Some records:
-------------------------

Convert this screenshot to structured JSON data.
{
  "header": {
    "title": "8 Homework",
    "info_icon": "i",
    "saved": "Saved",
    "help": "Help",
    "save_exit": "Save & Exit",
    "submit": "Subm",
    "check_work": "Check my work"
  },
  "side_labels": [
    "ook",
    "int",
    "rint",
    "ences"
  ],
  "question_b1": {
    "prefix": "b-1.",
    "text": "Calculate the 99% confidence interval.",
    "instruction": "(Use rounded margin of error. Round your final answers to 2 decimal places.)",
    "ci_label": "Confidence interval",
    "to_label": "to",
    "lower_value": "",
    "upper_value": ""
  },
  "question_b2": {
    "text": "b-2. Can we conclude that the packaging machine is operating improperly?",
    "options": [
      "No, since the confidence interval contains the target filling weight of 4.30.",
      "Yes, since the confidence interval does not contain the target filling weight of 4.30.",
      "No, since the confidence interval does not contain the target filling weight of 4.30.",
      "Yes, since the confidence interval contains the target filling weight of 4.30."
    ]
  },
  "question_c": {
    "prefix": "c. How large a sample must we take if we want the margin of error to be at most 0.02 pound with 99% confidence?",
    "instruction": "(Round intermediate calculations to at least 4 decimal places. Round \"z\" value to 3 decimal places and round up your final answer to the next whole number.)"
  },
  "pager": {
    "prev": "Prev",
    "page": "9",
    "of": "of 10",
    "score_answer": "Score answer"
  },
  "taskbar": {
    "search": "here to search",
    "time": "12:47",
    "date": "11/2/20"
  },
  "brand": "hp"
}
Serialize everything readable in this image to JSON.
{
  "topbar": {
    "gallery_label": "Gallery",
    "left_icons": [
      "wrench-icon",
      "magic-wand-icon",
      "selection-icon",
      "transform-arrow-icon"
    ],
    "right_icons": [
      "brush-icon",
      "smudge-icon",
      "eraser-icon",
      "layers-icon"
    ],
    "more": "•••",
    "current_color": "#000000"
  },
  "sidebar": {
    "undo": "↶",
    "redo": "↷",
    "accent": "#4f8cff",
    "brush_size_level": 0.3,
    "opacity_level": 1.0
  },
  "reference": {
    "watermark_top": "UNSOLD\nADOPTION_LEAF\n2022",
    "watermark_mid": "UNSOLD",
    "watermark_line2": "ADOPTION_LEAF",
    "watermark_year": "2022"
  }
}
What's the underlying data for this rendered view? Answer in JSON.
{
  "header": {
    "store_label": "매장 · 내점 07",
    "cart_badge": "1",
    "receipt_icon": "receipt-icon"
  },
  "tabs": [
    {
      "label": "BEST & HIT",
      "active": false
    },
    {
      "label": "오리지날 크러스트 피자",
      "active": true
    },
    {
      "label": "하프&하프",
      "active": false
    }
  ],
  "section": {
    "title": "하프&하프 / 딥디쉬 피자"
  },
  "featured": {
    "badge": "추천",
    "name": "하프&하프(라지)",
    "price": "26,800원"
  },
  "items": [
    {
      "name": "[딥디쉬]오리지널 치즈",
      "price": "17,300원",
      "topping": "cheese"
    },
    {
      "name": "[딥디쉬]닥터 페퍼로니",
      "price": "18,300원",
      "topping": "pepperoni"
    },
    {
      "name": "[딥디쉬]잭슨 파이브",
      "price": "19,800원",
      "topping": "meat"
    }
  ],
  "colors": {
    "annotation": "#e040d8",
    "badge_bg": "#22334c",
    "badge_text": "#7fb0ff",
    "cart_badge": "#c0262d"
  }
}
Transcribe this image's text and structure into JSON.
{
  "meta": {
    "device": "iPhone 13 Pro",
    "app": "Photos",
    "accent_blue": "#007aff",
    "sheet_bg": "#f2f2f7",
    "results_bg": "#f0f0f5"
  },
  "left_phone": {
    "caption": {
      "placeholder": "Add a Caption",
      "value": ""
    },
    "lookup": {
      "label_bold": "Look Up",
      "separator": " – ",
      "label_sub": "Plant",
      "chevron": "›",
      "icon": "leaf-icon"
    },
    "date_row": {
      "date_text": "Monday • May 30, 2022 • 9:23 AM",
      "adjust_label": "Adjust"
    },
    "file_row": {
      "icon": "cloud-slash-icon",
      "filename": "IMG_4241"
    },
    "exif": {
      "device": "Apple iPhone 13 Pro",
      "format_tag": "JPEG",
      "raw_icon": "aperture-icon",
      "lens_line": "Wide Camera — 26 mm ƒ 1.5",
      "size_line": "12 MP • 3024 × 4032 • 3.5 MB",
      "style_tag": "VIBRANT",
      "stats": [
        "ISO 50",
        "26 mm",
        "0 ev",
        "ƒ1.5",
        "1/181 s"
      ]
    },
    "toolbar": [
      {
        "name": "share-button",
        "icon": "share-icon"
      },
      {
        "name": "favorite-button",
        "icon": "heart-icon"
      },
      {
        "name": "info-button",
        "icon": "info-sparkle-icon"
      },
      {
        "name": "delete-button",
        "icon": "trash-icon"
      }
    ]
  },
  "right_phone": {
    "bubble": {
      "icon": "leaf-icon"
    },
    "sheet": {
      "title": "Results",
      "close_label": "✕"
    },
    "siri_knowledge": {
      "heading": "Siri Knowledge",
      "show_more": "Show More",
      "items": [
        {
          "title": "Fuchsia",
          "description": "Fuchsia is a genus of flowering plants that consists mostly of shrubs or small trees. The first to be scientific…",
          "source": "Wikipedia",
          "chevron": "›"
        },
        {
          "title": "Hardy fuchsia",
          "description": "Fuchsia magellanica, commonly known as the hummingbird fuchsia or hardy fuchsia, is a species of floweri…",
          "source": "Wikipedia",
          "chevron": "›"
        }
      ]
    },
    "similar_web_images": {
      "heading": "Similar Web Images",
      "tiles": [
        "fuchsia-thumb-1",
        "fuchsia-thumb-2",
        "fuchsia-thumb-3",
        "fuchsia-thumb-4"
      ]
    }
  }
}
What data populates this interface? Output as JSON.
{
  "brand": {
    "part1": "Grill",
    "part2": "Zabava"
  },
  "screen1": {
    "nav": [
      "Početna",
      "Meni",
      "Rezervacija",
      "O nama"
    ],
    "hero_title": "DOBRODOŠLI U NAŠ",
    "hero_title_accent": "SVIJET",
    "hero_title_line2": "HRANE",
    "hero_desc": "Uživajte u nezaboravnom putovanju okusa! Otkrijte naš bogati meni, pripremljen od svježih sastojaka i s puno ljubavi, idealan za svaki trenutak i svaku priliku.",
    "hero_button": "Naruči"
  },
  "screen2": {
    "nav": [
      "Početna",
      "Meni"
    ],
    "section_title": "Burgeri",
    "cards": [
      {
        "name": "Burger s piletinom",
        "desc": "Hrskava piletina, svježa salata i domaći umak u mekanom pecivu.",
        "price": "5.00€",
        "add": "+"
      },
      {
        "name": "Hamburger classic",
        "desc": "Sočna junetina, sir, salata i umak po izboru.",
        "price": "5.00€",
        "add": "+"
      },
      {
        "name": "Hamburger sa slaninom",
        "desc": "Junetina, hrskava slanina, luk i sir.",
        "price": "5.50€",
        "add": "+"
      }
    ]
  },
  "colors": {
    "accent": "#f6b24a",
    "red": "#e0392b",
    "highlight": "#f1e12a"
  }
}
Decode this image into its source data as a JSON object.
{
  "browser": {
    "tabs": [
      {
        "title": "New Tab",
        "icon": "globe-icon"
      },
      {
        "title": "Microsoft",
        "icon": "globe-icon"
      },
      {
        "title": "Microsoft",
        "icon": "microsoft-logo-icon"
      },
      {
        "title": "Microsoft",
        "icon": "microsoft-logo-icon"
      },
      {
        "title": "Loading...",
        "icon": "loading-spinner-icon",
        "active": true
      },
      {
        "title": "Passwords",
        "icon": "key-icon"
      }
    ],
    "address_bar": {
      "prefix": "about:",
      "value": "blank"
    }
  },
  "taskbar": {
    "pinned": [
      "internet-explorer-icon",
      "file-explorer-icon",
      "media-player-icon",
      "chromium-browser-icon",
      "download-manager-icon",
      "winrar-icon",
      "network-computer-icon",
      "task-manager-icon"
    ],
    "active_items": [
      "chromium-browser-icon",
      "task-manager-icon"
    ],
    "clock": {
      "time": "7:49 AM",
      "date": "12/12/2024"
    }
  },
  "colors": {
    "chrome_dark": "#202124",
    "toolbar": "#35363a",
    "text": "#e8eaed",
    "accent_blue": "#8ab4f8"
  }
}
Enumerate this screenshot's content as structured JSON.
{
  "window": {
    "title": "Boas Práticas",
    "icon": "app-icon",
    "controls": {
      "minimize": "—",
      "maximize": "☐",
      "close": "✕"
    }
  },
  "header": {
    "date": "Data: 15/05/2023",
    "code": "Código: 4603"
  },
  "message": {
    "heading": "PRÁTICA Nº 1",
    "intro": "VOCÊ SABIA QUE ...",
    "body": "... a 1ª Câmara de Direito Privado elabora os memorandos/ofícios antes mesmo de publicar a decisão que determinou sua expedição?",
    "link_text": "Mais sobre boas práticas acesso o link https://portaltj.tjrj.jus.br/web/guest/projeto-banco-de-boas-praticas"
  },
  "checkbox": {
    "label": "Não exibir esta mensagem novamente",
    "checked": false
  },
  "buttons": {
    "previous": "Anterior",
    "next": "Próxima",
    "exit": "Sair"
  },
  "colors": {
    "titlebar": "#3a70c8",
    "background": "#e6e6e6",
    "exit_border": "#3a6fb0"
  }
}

-------------------------

Set problem: Determine how many lines of the data contain "this" and give nothing but that number.

Task solution: 7